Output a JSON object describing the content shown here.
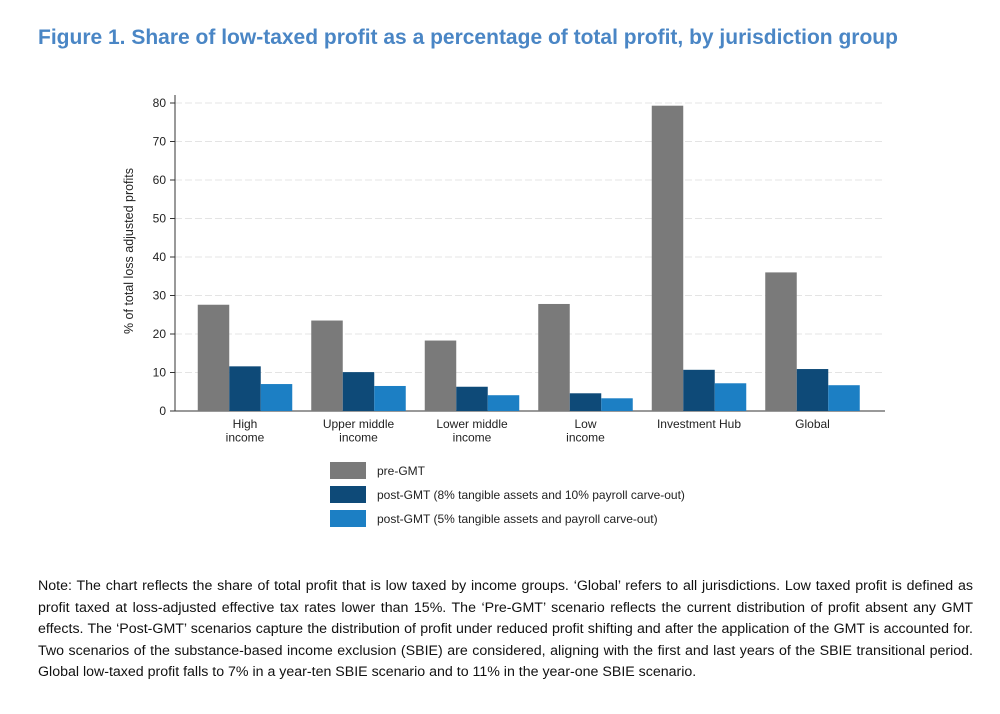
{
  "figure_title": "Figure 1. Share of low-taxed profit as a percentage of total profit, by jurisdiction group",
  "colors": {
    "title": "#4a86c5",
    "series": [
      "#7a7a7a",
      "#0e4a78",
      "#1c7fc4"
    ]
  },
  "chart_data": {
    "type": "bar",
    "title": "",
    "xlabel": "",
    "ylabel": "% of total loss adjusted profits",
    "ylim": [
      0,
      80
    ],
    "yticks": [
      0,
      10,
      20,
      30,
      40,
      50,
      60,
      70,
      80
    ],
    "grid": true,
    "legend_position": "bottom",
    "categories": [
      [
        "High",
        "income"
      ],
      [
        "Upper middle",
        "income"
      ],
      [
        "Lower middle",
        "income"
      ],
      [
        "Low",
        "income"
      ],
      [
        "Investment Hub"
      ],
      [
        "Global"
      ]
    ],
    "series": [
      {
        "name": "pre-GMT",
        "values": [
          27.6,
          23.5,
          18.3,
          27.8,
          79.3,
          36.0
        ]
      },
      {
        "name": "post-GMT (8% tangible assets and 10% payroll carve-out)",
        "values": [
          11.6,
          10.1,
          6.3,
          4.6,
          10.7,
          10.9
        ]
      },
      {
        "name": "post-GMT (5% tangible assets and payroll carve-out)",
        "values": [
          7.0,
          6.5,
          4.1,
          3.3,
          7.2,
          6.7
        ]
      }
    ]
  },
  "note": "Note: The chart reflects the share of total profit that is low taxed by income groups. ‘Global’ refers to all jurisdictions. Low taxed profit is defined as profit taxed at loss-adjusted effective tax rates lower than 15%. The ‘Pre-GMT’ scenario reflects the current distribution of profit absent any GMT effects. The ‘Post-GMT’ scenarios capture the distribution of profit under reduced profit shifting and after the application of the GMT is accounted for. Two scenarios of the substance-based income exclusion (SBIE) are considered, aligning with the first and last years of the SBIE transitional period. Global low-taxed profit falls to 7% in a year-ten SBIE scenario and to 11% in the year-one SBIE scenario."
}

-- -- --

## What is asked
Extract, from the listing above, every line where the string "adjusted" occurs.

## Response to the task
    "ylabel": "% of total loss adjusted profits",
  "note": "Note: The chart reflects the share of total profit that is low taxed by income groups. ‘Global’ refers to all jurisdictions. Low taxed profit is defined as profit taxed at loss-adjusted effective tax rates lower than 15%. The ‘Pre-GMT’ scenario reflects the current distribution of profit absent any GMT effects. The ‘Post-GMT’ scenarios capture the distribution of profit under reduced profit shifting and after the application of the GMT is accounted for. Two scenarios of the substance-based income exclusion (SBIE) are considered, aligning with the first and last years of the SBIE transitional period. Global low-taxed profit falls to 7% in a year-ten SBIE scenario and to 11% in the year-one SBIE scenario."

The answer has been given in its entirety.